INFORMATION SHOWN
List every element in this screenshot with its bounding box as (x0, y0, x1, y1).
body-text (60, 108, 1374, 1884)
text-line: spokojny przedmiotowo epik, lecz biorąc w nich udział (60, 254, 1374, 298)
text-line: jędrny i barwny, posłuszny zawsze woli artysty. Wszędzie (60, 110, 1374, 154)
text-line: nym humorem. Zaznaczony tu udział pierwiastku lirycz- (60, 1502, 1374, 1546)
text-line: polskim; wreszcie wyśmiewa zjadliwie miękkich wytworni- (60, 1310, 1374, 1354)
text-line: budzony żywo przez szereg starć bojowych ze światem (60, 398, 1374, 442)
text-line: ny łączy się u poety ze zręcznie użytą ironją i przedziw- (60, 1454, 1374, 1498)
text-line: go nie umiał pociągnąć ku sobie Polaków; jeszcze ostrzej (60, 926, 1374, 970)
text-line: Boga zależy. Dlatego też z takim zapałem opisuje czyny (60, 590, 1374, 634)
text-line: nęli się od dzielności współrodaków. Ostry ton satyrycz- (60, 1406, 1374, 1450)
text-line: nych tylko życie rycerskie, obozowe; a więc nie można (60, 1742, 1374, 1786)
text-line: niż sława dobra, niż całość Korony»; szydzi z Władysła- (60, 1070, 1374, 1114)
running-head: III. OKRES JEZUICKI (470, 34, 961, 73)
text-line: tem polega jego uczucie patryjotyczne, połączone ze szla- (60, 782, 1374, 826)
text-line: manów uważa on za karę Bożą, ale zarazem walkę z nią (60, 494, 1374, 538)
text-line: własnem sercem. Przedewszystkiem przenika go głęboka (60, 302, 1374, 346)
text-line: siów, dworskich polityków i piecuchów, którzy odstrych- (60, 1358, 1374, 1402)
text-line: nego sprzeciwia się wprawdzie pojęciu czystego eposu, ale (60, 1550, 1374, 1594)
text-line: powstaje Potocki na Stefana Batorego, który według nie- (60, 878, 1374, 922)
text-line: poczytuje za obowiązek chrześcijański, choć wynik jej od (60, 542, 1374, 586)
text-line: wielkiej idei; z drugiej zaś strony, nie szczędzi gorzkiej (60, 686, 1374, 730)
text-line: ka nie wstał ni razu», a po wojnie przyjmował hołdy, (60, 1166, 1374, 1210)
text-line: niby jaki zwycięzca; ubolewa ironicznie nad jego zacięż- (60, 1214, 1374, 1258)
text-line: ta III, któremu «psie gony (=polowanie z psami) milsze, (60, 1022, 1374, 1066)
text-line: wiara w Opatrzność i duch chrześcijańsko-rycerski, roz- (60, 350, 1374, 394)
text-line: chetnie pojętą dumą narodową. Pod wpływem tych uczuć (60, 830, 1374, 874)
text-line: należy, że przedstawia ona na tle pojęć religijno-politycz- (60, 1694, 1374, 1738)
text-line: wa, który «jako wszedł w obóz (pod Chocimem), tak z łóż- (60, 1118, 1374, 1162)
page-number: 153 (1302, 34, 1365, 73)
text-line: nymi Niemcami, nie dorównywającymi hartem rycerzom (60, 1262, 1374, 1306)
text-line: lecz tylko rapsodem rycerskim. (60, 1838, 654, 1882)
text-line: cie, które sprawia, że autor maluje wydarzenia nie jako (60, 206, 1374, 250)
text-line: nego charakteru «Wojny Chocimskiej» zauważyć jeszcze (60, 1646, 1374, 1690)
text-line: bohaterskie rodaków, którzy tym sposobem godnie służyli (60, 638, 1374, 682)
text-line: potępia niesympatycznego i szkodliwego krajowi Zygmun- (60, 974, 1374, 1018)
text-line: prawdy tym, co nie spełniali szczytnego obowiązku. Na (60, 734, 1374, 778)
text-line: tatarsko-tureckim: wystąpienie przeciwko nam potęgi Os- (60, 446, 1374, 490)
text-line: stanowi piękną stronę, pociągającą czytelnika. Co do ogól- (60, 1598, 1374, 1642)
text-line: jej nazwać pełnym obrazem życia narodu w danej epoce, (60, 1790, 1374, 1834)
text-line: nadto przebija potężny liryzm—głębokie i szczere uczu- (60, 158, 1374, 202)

PROBLEM DESCRIPTION
Rewrite the rows above as a Markdown table with two columns, No. and Line. Put each row's number under No. and its text under Line, and skip any blank lines.

TASK ANSWER
| No. | Line |
|---|---|
| 1 | List every element in this screenshot with its bounding box as (x0, y0, x1, y1). |
| 2 | body-text (60, 108, 1374, 1884) |
| 3 | text-line: spokojny przedmiotowo epik, lecz biorąc w nich udział (60, 254, 1374, 298) |
| 4 | text-line: jędrny i barwny, posłuszny zawsze woli artysty. Wszędzie (60, 110, 1374, 154) |
| 5 | text-line: nym humorem. Zaznaczony tu udział pierwiastku lirycz- (60, 1502, 1374, 1546) |
| 6 | text-line: polskim; wreszcie wyśmiewa zjadliwie miękkich wytworni- (60, 1310, 1374, 1354) |
| 7 | text-line: budzony żywo przez szereg starć bojowych ze światem (60, 398, 1374, 442) |
| 8 | text-line: ny łączy się u poety ze zręcznie użytą ironją i przedziw- (60, 1454, 1374, 1498) |
| 9 | text-line: go nie umiał pociągnąć ku sobie Polaków; jeszcze ostrzej (60, 926, 1374, 970) |
| 10 | text-line: Boga zależy. Dlatego też z takim zapałem opisuje czyny (60, 590, 1374, 634) |
| 11 | text-line: nęli się od dzielności współrodaków. Ostry ton satyrycz- (60, 1406, 1374, 1450) |
| 12 | text-line: nych tylko życie rycerskie, obozowe; a więc nie można (60, 1742, 1374, 1786) |
| 13 | text-line: niż sława dobra, niż całość Korony»; szydzi z Władysła- (60, 1070, 1374, 1114) |
| 14 | running-head: III. OKRES JEZUICKI (470, 34, 961, 73) |
| 15 | text-line: tem polega jego uczucie patryjotyczne, połączone ze szla- (60, 782, 1374, 826) |
| 16 | text-line: manów uważa on za karę Bożą, ale zarazem walkę z nią (60, 494, 1374, 538) |
| 17 | text-line: własnem sercem. Przedewszystkiem przenika go głęboka (60, 302, 1374, 346) |
| 18 | text-line: siów, dworskich polityków i piecuchów, którzy odstrych- (60, 1358, 1374, 1402) |
| 19 | text-line: nego sprzeciwia się wprawdzie pojęciu czystego eposu, ale (60, 1550, 1374, 1594) |
| 20 | text-line: powstaje Potocki na Stefana Batorego, który według nie- (60, 878, 1374, 922) |
| 21 | text-line: poczytuje za obowiązek chrześcijański, choć wynik jej od (60, 542, 1374, 586) |
| 22 | text-line: wielkiej idei; z drugiej zaś strony, nie szczędzi gorzkiej (60, 686, 1374, 730) |
| 23 | text-line: ka nie wstał ni razu», a po wojnie przyjmował hołdy, (60, 1166, 1374, 1210) |
| 24 | text-line: niby jaki zwycięzca; ubolewa ironicznie nad jego zacięż- (60, 1214, 1374, 1258) |
| 25 | text-line: ta III, któremu «psie gony (=polowanie z psami) milsze, (60, 1022, 1374, 1066) |
| 26 | text-line: wiara w Opatrzność i duch chrześcijańsko-rycerski, roz- (60, 350, 1374, 394) |
| 27 | text-line: chetnie pojętą dumą narodową. Pod wpływem tych uczuć (60, 830, 1374, 874) |
| 28 | text-line: należy, że przedstawia ona na tle pojęć religijno-politycz- (60, 1694, 1374, 1738) |
| 29 | text-line: wa, który «jako wszedł w obóz (pod Chocimem), tak z łóż- (60, 1118, 1374, 1162) |
| 30 | page-number: 153 (1302, 34, 1365, 73) |
| 31 | text-line: nymi Niemcami, nie dorównywającymi hartem rycerzom (60, 1262, 1374, 1306) |
| 32 | text-line: lecz tylko rapsodem rycerskim. (60, 1838, 654, 1882) |
| 33 | text-line: cie, które sprawia, że autor maluje wydarzenia nie jako (60, 206, 1374, 250) |
| 34 | text-line: nego charakteru «Wojny Chocimskiej» zauważyć jeszcze (60, 1646, 1374, 1690) |
| 35 | text-line: bohaterskie rodaków, którzy tym sposobem godnie służyli (60, 638, 1374, 682) |
| 36 | text-line: potępia niesympatycznego i szkodliwego krajowi Zygmun- (60, 974, 1374, 1018) |
| 37 | text-line: prawdy tym, co nie spełniali szczytnego obowiązku. Na (60, 734, 1374, 778) |
| 38 | text-line: tatarsko-tureckim: wystąpienie przeciwko nam potęgi Os- (60, 446, 1374, 490) |
| 39 | text-line: stanowi piękną stronę, pociągającą czytelnika. Co do ogól- (60, 1598, 1374, 1642) |
| 40 | text-line: jej nazwać pełnym obrazem życia narodu w danej epoce, (60, 1790, 1374, 1834) |
| 41 | text-line: nadto przebija potężny liryzm—głębokie i szczere uczu- (60, 158, 1374, 202) |